■ TASK REQUIREMENTS
Filter these entries so that only lines with the word "wage" remain.

■ EXERCISE INPUT
_ _ _ _

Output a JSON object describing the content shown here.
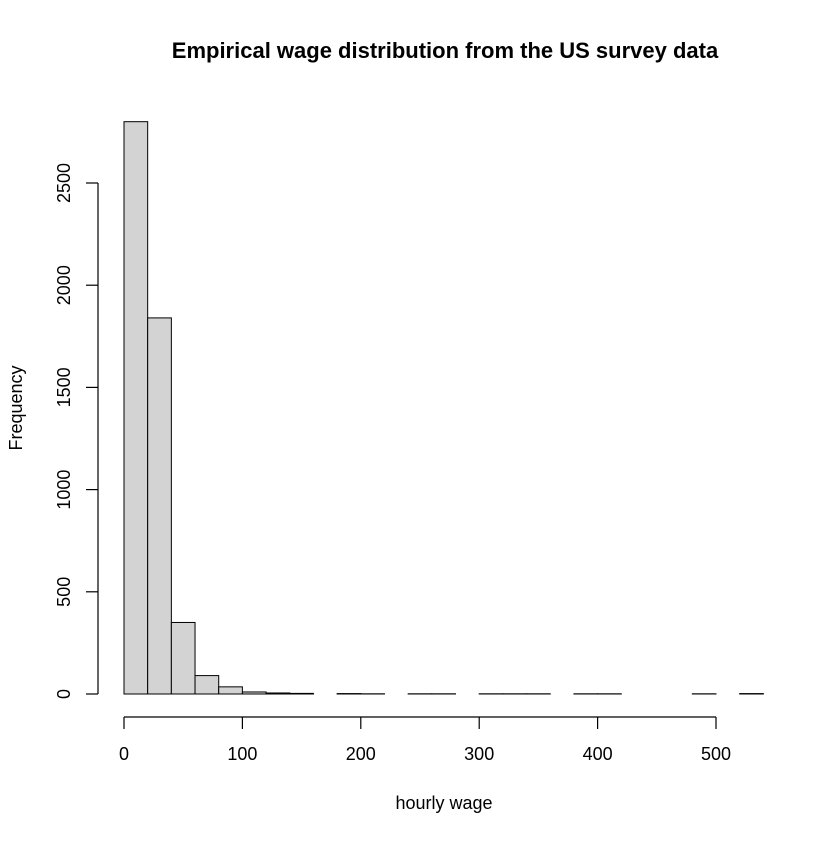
{
  "chart_data": {
    "type": "bar",
    "title": "Empirical wage distribution from the US survey data",
    "xlabel": "hourly wage",
    "ylabel": "Frequency",
    "bar_color": "#d3d3d3",
    "border_color": "#000000",
    "bin_width": 20,
    "xlim": [
      0,
      540
    ],
    "ylim": [
      0,
      2800
    ],
    "x_ticks": [
      0,
      100,
      200,
      300,
      400,
      500
    ],
    "y_ticks": [
      0,
      500,
      1000,
      1500,
      2000,
      2500
    ],
    "grid": false,
    "legend": "none",
    "bins": [
      {
        "start": 0,
        "end": 20,
        "count": 2800
      },
      {
        "start": 20,
        "end": 40,
        "count": 1840
      },
      {
        "start": 40,
        "end": 60,
        "count": 350
      },
      {
        "start": 60,
        "end": 80,
        "count": 90
      },
      {
        "start": 80,
        "end": 100,
        "count": 35
      },
      {
        "start": 100,
        "end": 120,
        "count": 10
      },
      {
        "start": 120,
        "end": 140,
        "count": 5
      },
      {
        "start": 140,
        "end": 160,
        "count": 3
      },
      {
        "start": 160,
        "end": 180,
        "count": 0
      },
      {
        "start": 180,
        "end": 200,
        "count": 2
      },
      {
        "start": 200,
        "end": 220,
        "count": 1
      },
      {
        "start": 220,
        "end": 240,
        "count": 0
      },
      {
        "start": 240,
        "end": 260,
        "count": 1
      },
      {
        "start": 260,
        "end": 280,
        "count": 1
      },
      {
        "start": 280,
        "end": 300,
        "count": 0
      },
      {
        "start": 300,
        "end": 320,
        "count": 1
      },
      {
        "start": 320,
        "end": 340,
        "count": 1
      },
      {
        "start": 340,
        "end": 360,
        "count": 1
      },
      {
        "start": 360,
        "end": 380,
        "count": 0
      },
      {
        "start": 380,
        "end": 400,
        "count": 1
      },
      {
        "start": 400,
        "end": 420,
        "count": 1
      },
      {
        "start": 420,
        "end": 440,
        "count": 0
      },
      {
        "start": 440,
        "end": 460,
        "count": 0
      },
      {
        "start": 460,
        "end": 480,
        "count": 0
      },
      {
        "start": 480,
        "end": 500,
        "count": 1
      },
      {
        "start": 500,
        "end": 520,
        "count": 0
      },
      {
        "start": 520,
        "end": 540,
        "count": 2
      }
    ]
  }
}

_ _ _ _

■ RESPONSE TO THIS EXERCISE
    "title": "Empirical wage distribution from the US survey data",
    "xlabel": "hourly wage",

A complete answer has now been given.